■ What you are asked to do:
Reproduce all records verbatim.

____ Provided data

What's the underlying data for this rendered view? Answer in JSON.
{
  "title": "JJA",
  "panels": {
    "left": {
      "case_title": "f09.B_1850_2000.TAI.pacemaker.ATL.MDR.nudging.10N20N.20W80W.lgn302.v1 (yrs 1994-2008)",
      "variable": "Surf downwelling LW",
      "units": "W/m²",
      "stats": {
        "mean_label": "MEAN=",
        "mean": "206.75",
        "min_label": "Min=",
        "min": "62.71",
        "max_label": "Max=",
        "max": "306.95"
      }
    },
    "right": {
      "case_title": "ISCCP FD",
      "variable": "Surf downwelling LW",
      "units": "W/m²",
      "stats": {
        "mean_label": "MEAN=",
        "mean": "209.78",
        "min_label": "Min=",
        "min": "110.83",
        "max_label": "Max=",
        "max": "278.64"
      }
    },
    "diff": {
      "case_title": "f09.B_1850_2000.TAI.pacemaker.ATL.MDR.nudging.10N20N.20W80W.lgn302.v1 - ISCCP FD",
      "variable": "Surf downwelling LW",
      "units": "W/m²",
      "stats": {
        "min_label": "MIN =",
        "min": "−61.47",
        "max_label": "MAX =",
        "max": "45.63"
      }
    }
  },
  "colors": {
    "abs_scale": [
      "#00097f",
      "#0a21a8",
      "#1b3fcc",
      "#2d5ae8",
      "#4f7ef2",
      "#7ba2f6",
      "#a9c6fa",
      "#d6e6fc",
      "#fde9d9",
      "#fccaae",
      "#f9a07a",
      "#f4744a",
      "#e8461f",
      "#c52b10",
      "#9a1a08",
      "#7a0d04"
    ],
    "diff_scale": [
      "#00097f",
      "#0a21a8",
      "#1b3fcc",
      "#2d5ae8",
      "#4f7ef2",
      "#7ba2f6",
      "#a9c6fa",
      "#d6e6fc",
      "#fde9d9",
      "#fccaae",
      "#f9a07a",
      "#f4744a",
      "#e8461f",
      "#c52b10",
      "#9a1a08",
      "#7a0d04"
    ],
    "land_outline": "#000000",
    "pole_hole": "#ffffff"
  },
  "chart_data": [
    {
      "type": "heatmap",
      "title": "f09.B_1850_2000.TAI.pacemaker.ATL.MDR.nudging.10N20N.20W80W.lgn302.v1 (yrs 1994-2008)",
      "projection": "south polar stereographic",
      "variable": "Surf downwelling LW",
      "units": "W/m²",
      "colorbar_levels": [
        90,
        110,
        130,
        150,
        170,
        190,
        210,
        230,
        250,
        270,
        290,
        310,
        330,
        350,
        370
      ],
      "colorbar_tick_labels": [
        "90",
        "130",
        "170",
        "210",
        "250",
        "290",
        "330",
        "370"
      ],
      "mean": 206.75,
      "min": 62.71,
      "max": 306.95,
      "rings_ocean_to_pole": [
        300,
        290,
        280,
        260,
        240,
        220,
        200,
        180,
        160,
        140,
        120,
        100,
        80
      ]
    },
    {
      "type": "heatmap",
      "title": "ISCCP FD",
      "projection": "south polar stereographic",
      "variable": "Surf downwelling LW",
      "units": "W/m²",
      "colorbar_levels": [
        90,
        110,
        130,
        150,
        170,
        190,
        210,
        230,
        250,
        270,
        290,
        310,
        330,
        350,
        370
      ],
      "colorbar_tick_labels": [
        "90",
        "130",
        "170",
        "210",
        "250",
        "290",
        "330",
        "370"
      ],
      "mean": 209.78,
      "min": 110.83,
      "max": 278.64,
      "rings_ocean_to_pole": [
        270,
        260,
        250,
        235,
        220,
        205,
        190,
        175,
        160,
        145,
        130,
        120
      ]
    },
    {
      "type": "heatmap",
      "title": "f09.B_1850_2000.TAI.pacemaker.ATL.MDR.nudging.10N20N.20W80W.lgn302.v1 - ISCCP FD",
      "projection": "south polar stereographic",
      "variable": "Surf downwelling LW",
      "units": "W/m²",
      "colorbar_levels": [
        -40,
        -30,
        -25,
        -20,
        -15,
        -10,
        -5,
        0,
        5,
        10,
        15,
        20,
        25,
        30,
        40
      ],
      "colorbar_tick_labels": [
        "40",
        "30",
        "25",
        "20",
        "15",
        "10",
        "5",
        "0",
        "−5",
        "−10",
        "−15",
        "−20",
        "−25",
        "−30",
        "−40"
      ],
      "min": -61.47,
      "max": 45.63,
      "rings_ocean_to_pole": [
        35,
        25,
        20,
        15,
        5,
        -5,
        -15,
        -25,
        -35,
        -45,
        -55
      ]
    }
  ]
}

________

■ Exercise answer:
What's the underlying data for this rendered view? Answer in JSON.
{
  "title": "JJA",
  "panels": {
    "left": {
      "case_title": "f09.B_1850_2000.TAI.pacemaker.ATL.MDR.nudging.10N20N.20W80W.lgn302.v1 (yrs 1994-2008)",
      "variable": "Surf downwelling LW",
      "units": "W/m²",
      "stats": {
        "mean_label": "MEAN=",
        "mean": "206.75",
        "min_label": "Min=",
        "min": "62.71",
        "max_label": "Max=",
        "max": "306.95"
      }
    },
    "right": {
      "case_title": "ISCCP FD",
      "variable": "Surf downwelling LW",
      "units": "W/m²",
      "stats": {
        "mean_label": "MEAN=",
        "mean": "209.78",
        "min_label": "Min=",
        "min": "110.83",
        "max_label": "Max=",
        "max": "278.64"
      }
    },
    "diff": {
      "case_title": "f09.B_1850_2000.TAI.pacemaker.ATL.MDR.nudging.10N20N.20W80W.lgn302.v1 - ISCCP FD",
      "variable": "Surf downwelling LW",
      "units": "W/m²",
      "stats": {
        "min_label": "MIN =",
        "min": "−61.47",
        "max_label": "MAX =",
        "max": "45.63"
      }
    }
  },
  "colors": {
    "abs_scale": [
      "#00097f",
      "#0a21a8",
      "#1b3fcc",
      "#2d5ae8",
      "#4f7ef2",
      "#7ba2f6",
      "#a9c6fa",
      "#d6e6fc",
      "#fde9d9",
      "#fccaae",
      "#f9a07a",
      "#f4744a",
      "#e8461f",
      "#c52b10",
      "#9a1a08",
      "#7a0d04"
    ],
    "diff_scale": [
      "#00097f",
      "#0a21a8",
      "#1b3fcc",
      "#2d5ae8",
      "#4f7ef2",
      "#7ba2f6",
      "#a9c6fa",
      "#d6e6fc",
      "#fde9d9",
      "#fccaae",
      "#f9a07a",
      "#f4744a",
      "#e8461f",
      "#c52b10",
      "#9a1a08",
      "#7a0d04"
    ],
    "land_outline": "#000000",
    "pole_hole": "#ffffff"
  },
  "chart_data": [
    {
      "type": "heatmap",
      "title": "f09.B_1850_2000.TAI.pacemaker.ATL.MDR.nudging.10N20N.20W80W.lgn302.v1 (yrs 1994-2008)",
      "projection": "south polar stereographic",
      "variable": "Surf downwelling LW",
      "units": "W/m²",
      "colorbar_levels": [
        90,
        110,
        130,
        150,
        170,
        190,
        210,
        230,
        250,
        270,
        290,
        310,
        330,
        350,
        370
      ],
      "colorbar_tick_labels": [
        "90",
        "130",
        "170",
        "210",
        "250",
        "290",
        "330",
        "370"
      ],
      "mean": 206.75,
      "min": 62.71,
      "max": 306.95,
      "rings_ocean_to_pole": [
        300,
        290,
        280,
        260,
        240,
        220,
        200,
        180,
        160,
        140,
        120,
        100,
        80
      ]
    },
    {
      "type": "heatmap",
      "title": "ISCCP FD",
      "projection": "south polar stereographic",
      "variable": "Surf downwelling LW",
      "units": "W/m²",
      "colorbar_levels": [
        90,
        110,
        130,
        150,
        170,
        190,
        210,
        230,
        250,
        270,
        290,
        310,
        330,
        350,
        370
      ],
      "colorbar_tick_labels": [
        "90",
        "130",
        "170",
        "210",
        "250",
        "290",
        "330",
        "370"
      ],
      "mean": 209.78,
      "min": 110.83,
      "max": 278.64,
      "rings_ocean_to_pole": [
        270,
        260,
        250,
        235,
        220,
        205,
        190,
        175,
        160,
        145,
        130,
        120
      ]
    },
    {
      "type": "heatmap",
      "title": "f09.B_1850_2000.TAI.pacemaker.ATL.MDR.nudging.10N20N.20W80W.lgn302.v1 - ISCCP FD",
      "projection": "south polar stereographic",
      "variable": "Surf downwelling LW",
      "units": "W/m²",
      "colorbar_levels": [
        -40,
        -30,
        -25,
        -20,
        -15,
        -10,
        -5,
        0,
        5,
        10,
        15,
        20,
        25,
        30,
        40
      ],
      "colorbar_tick_labels": [
        "40",
        "30",
        "25",
        "20",
        "15",
        "10",
        "5",
        "0",
        "−5",
        "−10",
        "−15",
        "−20",
        "−25",
        "−30",
        "−40"
      ],
      "min": -61.47,
      "max": 45.63,
      "rings_ocean_to_pole": [
        35,
        25,
        20,
        15,
        5,
        -5,
        -15,
        -25,
        -35,
        -45,
        -55
      ]
    }
  ]
}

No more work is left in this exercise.